■ Provided records
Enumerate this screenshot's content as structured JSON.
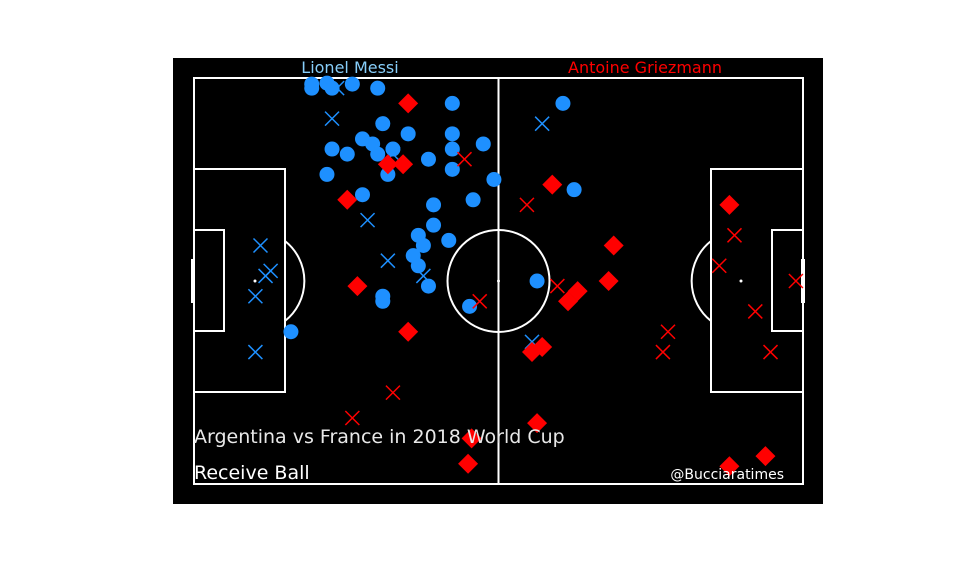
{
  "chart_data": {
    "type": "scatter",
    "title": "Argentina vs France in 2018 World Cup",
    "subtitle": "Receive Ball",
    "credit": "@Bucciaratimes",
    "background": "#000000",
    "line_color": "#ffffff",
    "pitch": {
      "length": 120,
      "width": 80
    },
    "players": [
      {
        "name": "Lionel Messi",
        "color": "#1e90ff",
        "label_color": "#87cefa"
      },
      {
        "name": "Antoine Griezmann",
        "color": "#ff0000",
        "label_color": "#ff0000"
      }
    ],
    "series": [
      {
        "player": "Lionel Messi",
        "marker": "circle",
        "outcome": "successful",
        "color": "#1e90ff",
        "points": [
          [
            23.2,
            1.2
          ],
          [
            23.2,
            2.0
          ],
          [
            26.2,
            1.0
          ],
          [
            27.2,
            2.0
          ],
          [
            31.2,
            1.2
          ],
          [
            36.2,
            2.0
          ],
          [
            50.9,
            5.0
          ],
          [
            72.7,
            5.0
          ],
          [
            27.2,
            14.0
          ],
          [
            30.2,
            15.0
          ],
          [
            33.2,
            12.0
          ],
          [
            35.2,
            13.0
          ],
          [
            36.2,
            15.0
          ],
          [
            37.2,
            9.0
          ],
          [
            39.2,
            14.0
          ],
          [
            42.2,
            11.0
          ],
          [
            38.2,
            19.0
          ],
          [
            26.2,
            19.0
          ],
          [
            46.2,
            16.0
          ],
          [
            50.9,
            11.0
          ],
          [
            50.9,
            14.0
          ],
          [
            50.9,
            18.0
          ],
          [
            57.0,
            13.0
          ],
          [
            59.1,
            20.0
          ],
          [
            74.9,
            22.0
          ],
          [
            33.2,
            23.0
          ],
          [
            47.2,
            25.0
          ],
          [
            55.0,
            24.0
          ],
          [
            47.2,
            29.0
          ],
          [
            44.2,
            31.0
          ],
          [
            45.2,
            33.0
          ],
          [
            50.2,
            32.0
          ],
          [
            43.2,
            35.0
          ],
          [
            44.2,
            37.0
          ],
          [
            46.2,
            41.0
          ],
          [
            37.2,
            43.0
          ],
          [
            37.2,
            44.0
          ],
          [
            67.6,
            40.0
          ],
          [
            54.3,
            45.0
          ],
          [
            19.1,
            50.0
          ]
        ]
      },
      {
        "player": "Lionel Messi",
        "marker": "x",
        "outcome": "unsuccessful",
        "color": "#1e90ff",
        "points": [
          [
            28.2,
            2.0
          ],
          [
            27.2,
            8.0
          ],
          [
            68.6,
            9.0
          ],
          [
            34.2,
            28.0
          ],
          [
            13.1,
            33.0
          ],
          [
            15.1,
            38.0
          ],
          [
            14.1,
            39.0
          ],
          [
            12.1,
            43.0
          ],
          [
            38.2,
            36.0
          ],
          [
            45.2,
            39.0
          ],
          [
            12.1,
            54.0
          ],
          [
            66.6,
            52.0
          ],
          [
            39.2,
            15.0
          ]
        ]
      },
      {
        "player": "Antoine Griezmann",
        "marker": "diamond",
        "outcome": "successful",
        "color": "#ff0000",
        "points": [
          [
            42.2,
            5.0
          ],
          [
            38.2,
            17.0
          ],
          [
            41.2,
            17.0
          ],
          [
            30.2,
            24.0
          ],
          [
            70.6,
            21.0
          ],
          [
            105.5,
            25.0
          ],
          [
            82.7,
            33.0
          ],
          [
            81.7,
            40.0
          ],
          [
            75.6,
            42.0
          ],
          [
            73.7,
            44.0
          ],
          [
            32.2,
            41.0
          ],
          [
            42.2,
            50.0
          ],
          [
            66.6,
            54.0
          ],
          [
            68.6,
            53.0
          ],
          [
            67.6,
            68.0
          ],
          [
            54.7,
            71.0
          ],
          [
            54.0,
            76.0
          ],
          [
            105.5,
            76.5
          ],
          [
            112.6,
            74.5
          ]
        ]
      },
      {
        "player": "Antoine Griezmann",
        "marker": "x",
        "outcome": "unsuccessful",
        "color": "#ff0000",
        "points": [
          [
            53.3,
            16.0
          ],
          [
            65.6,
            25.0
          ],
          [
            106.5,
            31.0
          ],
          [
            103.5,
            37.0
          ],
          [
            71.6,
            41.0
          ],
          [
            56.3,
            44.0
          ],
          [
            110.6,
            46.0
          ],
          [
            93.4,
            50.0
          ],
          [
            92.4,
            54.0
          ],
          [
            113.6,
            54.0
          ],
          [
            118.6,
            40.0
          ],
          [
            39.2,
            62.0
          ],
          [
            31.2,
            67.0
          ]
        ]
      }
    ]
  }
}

==

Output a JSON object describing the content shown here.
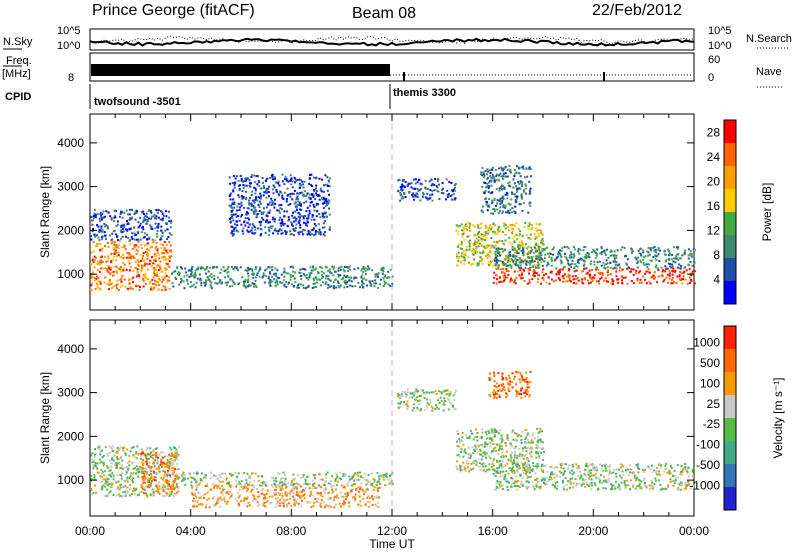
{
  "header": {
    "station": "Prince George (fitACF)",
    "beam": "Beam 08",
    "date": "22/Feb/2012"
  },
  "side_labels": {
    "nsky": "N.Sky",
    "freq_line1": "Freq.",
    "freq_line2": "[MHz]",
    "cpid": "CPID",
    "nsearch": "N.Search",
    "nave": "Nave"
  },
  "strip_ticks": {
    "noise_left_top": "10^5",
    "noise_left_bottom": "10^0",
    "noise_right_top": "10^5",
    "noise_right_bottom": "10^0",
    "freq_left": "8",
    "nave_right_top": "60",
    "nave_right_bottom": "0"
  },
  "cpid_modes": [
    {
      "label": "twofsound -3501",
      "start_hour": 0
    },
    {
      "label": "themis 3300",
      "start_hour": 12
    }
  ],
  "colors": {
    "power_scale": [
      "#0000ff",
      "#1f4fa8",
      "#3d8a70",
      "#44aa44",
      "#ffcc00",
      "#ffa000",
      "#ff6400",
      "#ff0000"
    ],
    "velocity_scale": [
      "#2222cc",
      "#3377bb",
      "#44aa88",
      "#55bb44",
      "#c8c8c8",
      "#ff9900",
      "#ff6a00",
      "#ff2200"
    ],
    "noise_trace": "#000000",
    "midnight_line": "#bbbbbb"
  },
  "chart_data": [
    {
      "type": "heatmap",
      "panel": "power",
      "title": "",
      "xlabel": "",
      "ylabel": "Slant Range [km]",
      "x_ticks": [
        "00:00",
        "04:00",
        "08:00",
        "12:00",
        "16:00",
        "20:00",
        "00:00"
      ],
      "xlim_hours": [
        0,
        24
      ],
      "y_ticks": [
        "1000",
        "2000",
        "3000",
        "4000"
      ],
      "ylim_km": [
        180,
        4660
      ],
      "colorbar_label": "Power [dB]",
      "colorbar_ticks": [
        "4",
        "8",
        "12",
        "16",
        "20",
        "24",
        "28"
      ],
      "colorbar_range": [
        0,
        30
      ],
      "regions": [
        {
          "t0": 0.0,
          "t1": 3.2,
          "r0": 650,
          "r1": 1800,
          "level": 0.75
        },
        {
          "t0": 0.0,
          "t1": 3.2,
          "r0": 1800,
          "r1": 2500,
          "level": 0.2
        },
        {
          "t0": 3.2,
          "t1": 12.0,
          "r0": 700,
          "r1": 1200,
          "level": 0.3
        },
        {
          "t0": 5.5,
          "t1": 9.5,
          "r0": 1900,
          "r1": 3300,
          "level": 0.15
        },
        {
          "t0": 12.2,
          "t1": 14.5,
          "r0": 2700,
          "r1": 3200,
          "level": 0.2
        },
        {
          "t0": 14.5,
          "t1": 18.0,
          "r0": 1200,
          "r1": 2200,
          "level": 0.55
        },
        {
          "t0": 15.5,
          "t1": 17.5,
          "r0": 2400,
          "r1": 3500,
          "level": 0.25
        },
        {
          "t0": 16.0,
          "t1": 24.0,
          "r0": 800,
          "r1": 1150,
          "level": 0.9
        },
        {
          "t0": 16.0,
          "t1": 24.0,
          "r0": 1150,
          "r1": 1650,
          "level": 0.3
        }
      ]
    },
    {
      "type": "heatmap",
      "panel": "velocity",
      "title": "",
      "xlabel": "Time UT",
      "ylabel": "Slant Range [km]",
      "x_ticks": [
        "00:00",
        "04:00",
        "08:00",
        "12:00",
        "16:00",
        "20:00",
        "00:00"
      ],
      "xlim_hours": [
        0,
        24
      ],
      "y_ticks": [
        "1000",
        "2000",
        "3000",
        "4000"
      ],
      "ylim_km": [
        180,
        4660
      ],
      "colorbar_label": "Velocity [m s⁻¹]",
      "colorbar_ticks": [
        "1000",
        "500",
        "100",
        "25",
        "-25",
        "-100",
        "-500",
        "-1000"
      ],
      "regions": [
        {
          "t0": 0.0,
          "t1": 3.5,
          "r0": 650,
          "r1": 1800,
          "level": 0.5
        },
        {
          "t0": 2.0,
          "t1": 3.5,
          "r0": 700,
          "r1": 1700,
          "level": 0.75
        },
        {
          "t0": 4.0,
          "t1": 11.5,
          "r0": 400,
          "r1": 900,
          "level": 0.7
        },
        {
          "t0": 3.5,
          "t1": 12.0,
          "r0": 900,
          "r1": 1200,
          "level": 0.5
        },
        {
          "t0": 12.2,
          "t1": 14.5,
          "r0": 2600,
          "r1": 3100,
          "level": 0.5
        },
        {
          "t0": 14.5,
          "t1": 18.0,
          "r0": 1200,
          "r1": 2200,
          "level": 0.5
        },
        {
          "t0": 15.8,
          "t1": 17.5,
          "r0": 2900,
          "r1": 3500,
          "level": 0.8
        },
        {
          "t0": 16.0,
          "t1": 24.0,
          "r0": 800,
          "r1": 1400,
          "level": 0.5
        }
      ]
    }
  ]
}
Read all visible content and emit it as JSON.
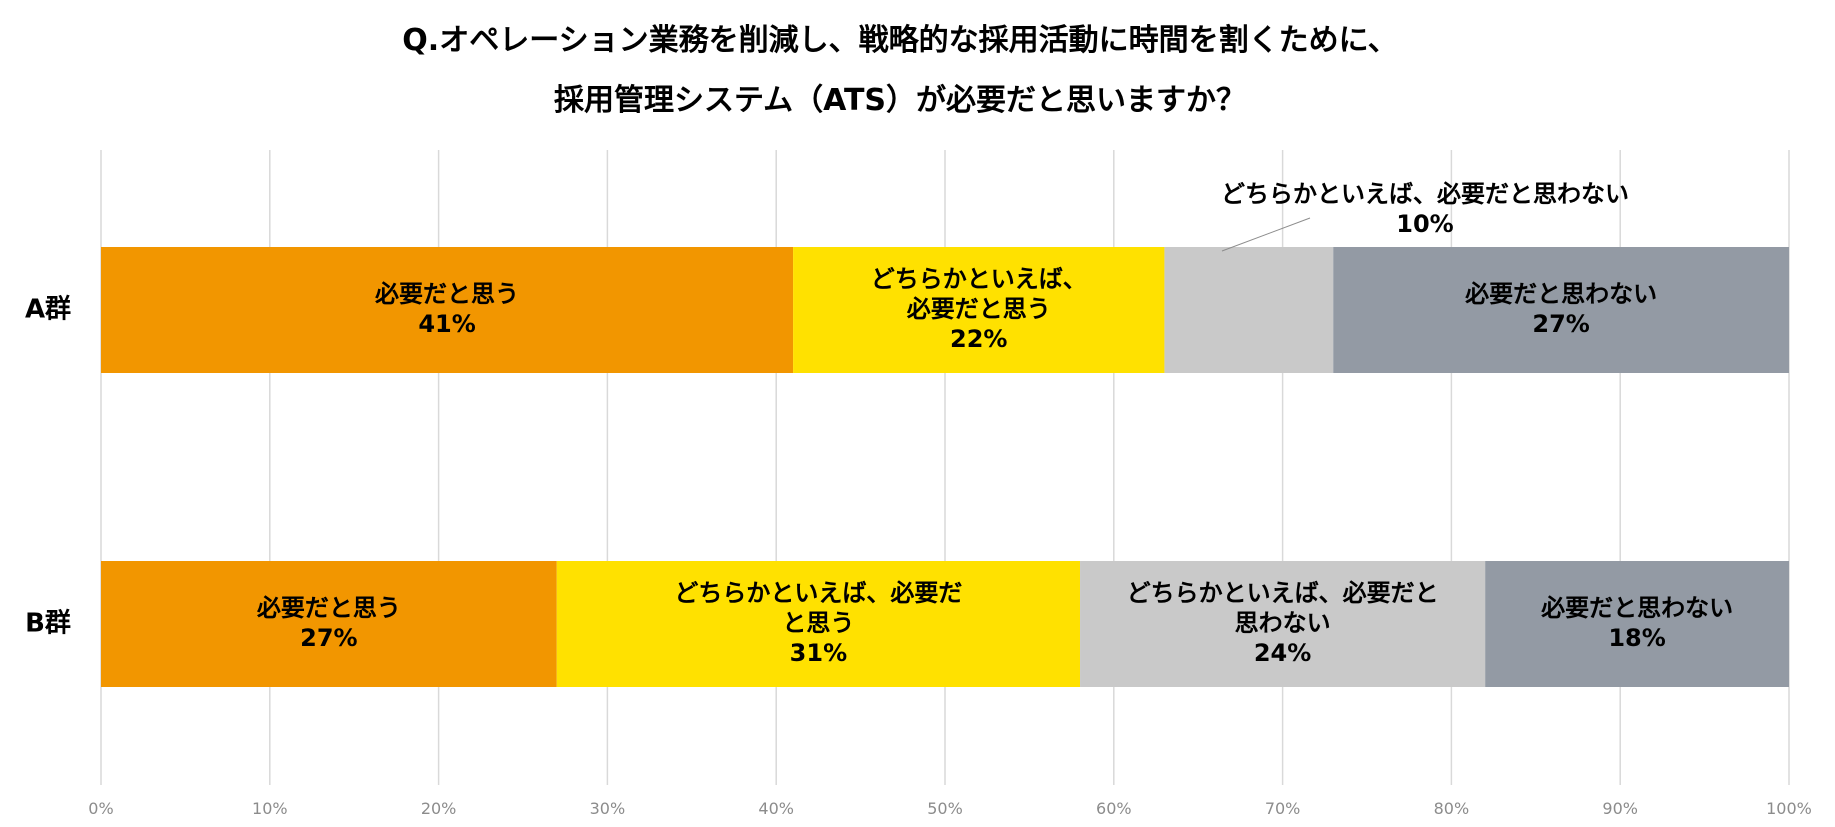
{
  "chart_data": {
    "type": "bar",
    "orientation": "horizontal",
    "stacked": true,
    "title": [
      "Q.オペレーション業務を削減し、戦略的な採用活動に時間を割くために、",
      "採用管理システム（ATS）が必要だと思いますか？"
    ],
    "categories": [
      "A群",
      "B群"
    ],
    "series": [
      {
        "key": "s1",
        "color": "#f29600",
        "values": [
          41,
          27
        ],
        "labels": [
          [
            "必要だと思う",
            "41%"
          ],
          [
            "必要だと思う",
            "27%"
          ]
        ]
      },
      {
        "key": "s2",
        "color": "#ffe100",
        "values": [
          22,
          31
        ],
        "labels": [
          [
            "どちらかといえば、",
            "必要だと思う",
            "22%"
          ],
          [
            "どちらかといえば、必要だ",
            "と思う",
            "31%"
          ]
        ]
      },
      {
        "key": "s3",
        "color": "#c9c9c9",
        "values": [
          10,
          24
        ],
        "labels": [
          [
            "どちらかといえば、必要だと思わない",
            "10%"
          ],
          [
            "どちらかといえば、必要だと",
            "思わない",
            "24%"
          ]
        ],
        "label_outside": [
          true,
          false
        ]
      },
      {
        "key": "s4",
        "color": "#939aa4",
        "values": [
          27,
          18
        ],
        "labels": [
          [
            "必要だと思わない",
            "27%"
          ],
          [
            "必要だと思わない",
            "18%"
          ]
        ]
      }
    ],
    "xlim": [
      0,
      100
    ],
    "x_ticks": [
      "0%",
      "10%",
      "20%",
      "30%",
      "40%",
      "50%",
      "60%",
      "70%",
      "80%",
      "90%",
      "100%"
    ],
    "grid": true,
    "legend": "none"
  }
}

■ Work instructions
Report all lines of the material that contain the word "どちらかといえば".

■ Task solution
            "どちらかといえば、",
            "どちらかといえば、必要だ",
            "どちらかといえば、必要だと思わない",
            "どちらかといえば、必要だと",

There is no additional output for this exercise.